*What to produce*. Output, please, every line from the line that holds "Give me the" to the end, exactly as written.

*Extracted records*.
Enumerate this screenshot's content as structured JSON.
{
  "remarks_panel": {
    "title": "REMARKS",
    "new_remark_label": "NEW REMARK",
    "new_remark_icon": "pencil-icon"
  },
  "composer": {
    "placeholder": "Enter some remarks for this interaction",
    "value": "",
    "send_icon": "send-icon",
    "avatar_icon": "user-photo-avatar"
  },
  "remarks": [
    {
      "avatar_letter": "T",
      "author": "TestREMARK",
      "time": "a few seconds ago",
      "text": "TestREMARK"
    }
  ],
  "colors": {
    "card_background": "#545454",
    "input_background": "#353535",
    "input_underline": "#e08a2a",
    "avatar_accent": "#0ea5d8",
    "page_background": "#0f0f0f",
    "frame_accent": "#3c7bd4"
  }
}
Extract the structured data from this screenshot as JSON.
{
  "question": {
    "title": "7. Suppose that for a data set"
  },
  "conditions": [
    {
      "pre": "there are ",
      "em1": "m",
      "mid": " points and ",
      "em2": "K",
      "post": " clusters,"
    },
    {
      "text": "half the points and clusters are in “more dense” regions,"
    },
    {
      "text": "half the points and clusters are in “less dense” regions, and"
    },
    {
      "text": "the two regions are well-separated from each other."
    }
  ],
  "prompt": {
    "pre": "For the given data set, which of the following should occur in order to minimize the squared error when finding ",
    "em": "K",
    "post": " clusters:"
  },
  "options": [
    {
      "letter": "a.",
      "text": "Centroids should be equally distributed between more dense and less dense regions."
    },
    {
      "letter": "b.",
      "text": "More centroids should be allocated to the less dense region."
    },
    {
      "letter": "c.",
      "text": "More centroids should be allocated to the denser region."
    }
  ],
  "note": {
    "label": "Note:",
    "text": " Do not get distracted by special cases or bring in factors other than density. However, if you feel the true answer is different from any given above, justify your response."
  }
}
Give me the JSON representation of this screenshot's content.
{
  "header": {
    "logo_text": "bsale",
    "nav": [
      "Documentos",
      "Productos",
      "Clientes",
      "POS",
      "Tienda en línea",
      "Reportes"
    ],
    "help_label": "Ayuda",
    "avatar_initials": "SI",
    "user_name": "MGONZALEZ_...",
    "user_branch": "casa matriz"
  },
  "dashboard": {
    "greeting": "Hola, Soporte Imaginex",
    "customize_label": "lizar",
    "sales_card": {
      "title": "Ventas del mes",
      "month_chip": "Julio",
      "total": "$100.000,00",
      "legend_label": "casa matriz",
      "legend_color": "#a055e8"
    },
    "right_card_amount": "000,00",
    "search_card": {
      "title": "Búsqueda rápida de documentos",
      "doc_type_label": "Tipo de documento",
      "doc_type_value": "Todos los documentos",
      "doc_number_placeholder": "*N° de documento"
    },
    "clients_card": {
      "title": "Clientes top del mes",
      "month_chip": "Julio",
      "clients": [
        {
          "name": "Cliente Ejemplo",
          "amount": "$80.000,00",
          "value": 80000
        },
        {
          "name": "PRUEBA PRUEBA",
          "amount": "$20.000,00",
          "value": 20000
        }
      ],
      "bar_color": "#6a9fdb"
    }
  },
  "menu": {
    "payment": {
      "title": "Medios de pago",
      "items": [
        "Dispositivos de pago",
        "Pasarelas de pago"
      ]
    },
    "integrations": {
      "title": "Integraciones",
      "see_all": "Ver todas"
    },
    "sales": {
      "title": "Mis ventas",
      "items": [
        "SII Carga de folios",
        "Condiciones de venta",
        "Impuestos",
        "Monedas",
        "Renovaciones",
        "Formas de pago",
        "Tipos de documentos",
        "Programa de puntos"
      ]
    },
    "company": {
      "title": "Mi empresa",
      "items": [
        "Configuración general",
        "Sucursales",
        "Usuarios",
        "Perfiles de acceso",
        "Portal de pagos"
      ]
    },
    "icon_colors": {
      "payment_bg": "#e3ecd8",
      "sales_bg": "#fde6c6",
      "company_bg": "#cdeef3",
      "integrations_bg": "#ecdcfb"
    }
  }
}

*Answer to the task*.
Give me the JSON representation of this screenshot's content.
{
  "header": {
    "logo_text": "bsale",
    "nav": [
      "Documentos",
      "Productos",
      "Clientes",
      "POS",
      "Tienda en línea",
      "Reportes"
    ],
    "help_label": "Ayuda",
    "avatar_initials": "SI",
    "user_name": "MGONZALEZ_...",
    "user_branch": "casa matriz"
  },
  "dashboard": {
    "greeting": "Hola, Soporte Imaginex",
    "customize_label": "lizar",
    "sales_card": {
      "title": "Ventas del mes",
      "month_chip": "Julio",
      "total": "$100.000,00",
      "legend_label": "casa matriz",
      "legend_color": "#a055e8"
    },
    "right_card_amount": "000,00",
    "search_card": {
      "title": "Búsqueda rápida de documentos",
      "doc_type_label": "Tipo de documento",
      "doc_type_value": "Todos los documentos",
      "doc_number_placeholder": "*N° de documento"
    },
    "clients_card": {
      "title": "Clientes top del mes",
      "month_chip": "Julio",
      "clients": [
        {
          "name": "Cliente Ejemplo",
          "amount": "$80.000,00",
          "value": 80000
        },
        {
          "name": "PRUEBA PRUEBA",
          "amount": "$20.000,00",
          "value": 20000
        }
      ],
      "bar_color": "#6a9fdb"
    }
  },
  "menu": {
    "payment": {
      "title": "Medios de pago",
      "items": [
        "Dispositivos de pago",
        "Pasarelas de pago"
      ]
    },
    "integrations": {
      "title": "Integraciones",
      "see_all": "Ver todas"
    },
    "sales": {
      "title": "Mis ventas",
      "items": [
        "SII Carga de folios",
        "Condiciones de venta",
        "Impuestos",
        "Monedas",
        "Renovaciones",
        "Formas de pago",
        "Tipos de documentos",
        "Programa de puntos"
      ]
    },
    "company": {
      "title": "Mi empresa",
      "items": [
        "Configuración general",
        "Sucursales",
        "Usuarios",
        "Perfiles de acceso",
        "Portal de pagos"
      ]
    },
    "icon_colors": {
      "payment_bg": "#e3ecd8",
      "sales_bg": "#fde6c6",
      "company_bg": "#cdeef3",
      "integrations_bg": "#ecdcfb"
    }
  }
}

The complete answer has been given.